[THE EXERCISE] Copy the lines that follow, keeping every character the same.

[AVAILABLE RECORDS]
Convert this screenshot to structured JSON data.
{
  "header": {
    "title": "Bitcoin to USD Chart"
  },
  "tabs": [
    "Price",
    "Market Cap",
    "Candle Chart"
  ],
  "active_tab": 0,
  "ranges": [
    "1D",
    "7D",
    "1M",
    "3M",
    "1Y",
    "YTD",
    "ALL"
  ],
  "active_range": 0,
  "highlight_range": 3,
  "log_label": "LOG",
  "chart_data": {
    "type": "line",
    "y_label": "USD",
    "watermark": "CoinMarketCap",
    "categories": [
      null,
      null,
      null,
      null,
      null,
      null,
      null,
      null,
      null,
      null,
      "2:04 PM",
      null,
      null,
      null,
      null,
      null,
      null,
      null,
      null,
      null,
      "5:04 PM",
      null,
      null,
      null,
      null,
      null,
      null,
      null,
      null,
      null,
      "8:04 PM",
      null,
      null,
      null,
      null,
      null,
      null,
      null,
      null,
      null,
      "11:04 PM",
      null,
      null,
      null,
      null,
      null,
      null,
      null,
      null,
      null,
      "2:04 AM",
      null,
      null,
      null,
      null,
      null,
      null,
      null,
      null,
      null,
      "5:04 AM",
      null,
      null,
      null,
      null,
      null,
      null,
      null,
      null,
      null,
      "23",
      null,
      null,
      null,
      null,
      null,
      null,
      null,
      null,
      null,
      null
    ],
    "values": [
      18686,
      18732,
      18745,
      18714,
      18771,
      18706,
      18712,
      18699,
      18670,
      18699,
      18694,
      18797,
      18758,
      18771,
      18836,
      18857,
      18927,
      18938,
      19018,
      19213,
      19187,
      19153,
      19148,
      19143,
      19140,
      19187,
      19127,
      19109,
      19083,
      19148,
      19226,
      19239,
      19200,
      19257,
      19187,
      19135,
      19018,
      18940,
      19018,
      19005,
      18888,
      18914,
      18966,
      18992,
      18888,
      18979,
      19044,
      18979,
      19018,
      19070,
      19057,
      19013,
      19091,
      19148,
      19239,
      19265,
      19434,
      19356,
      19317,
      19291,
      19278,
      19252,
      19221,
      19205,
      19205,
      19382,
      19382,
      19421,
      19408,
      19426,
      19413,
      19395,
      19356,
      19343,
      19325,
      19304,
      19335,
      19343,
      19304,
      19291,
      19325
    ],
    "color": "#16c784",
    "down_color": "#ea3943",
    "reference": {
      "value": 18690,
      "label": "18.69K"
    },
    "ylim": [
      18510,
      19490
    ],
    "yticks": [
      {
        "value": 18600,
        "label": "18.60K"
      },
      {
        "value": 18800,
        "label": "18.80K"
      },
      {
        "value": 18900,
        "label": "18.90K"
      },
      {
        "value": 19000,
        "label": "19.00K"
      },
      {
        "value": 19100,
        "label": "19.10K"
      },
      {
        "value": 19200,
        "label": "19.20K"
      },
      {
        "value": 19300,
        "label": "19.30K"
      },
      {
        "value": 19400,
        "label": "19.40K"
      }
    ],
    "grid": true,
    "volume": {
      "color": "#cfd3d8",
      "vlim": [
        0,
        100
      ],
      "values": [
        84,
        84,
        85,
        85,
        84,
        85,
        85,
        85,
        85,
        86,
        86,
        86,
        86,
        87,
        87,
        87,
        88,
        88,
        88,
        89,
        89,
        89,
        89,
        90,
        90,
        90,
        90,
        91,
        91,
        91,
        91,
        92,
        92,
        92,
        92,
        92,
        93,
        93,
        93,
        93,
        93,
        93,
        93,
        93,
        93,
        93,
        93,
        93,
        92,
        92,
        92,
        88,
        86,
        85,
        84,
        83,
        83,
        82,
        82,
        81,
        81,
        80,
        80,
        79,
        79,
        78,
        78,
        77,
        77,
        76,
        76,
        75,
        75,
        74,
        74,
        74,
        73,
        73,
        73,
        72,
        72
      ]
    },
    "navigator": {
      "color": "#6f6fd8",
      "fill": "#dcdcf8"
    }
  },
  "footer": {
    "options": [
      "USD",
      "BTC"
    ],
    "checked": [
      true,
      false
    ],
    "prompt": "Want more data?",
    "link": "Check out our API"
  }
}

[RESPONSE FOR THIS EXERCISE]
Convert this screenshot to structured JSON data.
{
  "header": {
    "title": "Bitcoin to USD Chart"
  },
  "tabs": [
    "Price",
    "Market Cap",
    "Candle Chart"
  ],
  "active_tab": 0,
  "ranges": [
    "1D",
    "7D",
    "1M",
    "3M",
    "1Y",
    "YTD",
    "ALL"
  ],
  "active_range": 0,
  "highlight_range": 3,
  "log_label": "LOG",
  "chart_data": {
    "type": "line",
    "y_label": "USD",
    "watermark": "CoinMarketCap",
    "categories": [
      null,
      null,
      null,
      null,
      null,
      null,
      null,
      null,
      null,
      null,
      "2:04 PM",
      null,
      null,
      null,
      null,
      null,
      null,
      null,
      null,
      null,
      "5:04 PM",
      null,
      null,
      null,
      null,
      null,
      null,
      null,
      null,
      null,
      "8:04 PM",
      null,
      null,
      null,
      null,
      null,
      null,
      null,
      null,
      null,
      "11:04 PM",
      null,
      null,
      null,
      null,
      null,
      null,
      null,
      null,
      null,
      "2:04 AM",
      null,
      null,
      null,
      null,
      null,
      null,
      null,
      null,
      null,
      "5:04 AM",
      null,
      null,
      null,
      null,
      null,
      null,
      null,
      null,
      null,
      "23",
      null,
      null,
      null,
      null,
      null,
      null,
      null,
      null,
      null,
      null
    ],
    "values": [
      18686,
      18732,
      18745,
      18714,
      18771,
      18706,
      18712,
      18699,
      18670,
      18699,
      18694,
      18797,
      18758,
      18771,
      18836,
      18857,
      18927,
      18938,
      19018,
      19213,
      19187,
      19153,
      19148,
      19143,
      19140,
      19187,
      19127,
      19109,
      19083,
      19148,
      19226,
      19239,
      19200,
      19257,
      19187,
      19135,
      19018,
      18940,
      19018,
      19005,
      18888,
      18914,
      18966,
      18992,
      18888,
      18979,
      19044,
      18979,
      19018,
      19070,
      19057,
      19013,
      19091,
      19148,
      19239,
      19265,
      19434,
      19356,
      19317,
      19291,
      19278,
      19252,
      19221,
      19205,
      19205,
      19382,
      19382,
      19421,
      19408,
      19426,
      19413,
      19395,
      19356,
      19343,
      19325,
      19304,
      19335,
      19343,
      19304,
      19291,
      19325
    ],
    "color": "#16c784",
    "down_color": "#ea3943",
    "reference": {
      "value": 18690,
      "label": "18.69K"
    },
    "ylim": [
      18510,
      19490
    ],
    "yticks": [
      {
        "value": 18600,
        "label": "18.60K"
      },
      {
        "value": 18800,
        "label": "18.80K"
      },
      {
        "value": 18900,
        "label": "18.90K"
      },
      {
        "value": 19000,
        "label": "19.00K"
      },
      {
        "value": 19100,
        "label": "19.10K"
      },
      {
        "value": 19200,
        "label": "19.20K"
      },
      {
        "value": 19300,
        "label": "19.30K"
      },
      {
        "value": 19400,
        "label": "19.40K"
      }
    ],
    "grid": true,
    "volume": {
      "color": "#cfd3d8",
      "vlim": [
        0,
        100
      ],
      "values": [
        84,
        84,
        85,
        85,
        84,
        85,
        85,
        85,
        85,
        86,
        86,
        86,
        86,
        87,
        87,
        87,
        88,
        88,
        88,
        89,
        89,
        89,
        89,
        90,
        90,
        90,
        90,
        91,
        91,
        91,
        91,
        92,
        92,
        92,
        92,
        92,
        93,
        93,
        93,
        93,
        93,
        93,
        93,
        93,
        93,
        93,
        93,
        93,
        92,
        92,
        92,
        88,
        86,
        85,
        84,
        83,
        83,
        82,
        82,
        81,
        81,
        80,
        80,
        79,
        79,
        78,
        78,
        77,
        77,
        76,
        76,
        75,
        75,
        74,
        74,
        74,
        73,
        73,
        73,
        72,
        72
      ]
    },
    "navigator": {
      "color": "#6f6fd8",
      "fill": "#dcdcf8"
    }
  },
  "footer": {
    "options": [
      "USD",
      "BTC"
    ],
    "checked": [
      true,
      false
    ],
    "prompt": "Want more data?",
    "link": "Check out our API"
  }
}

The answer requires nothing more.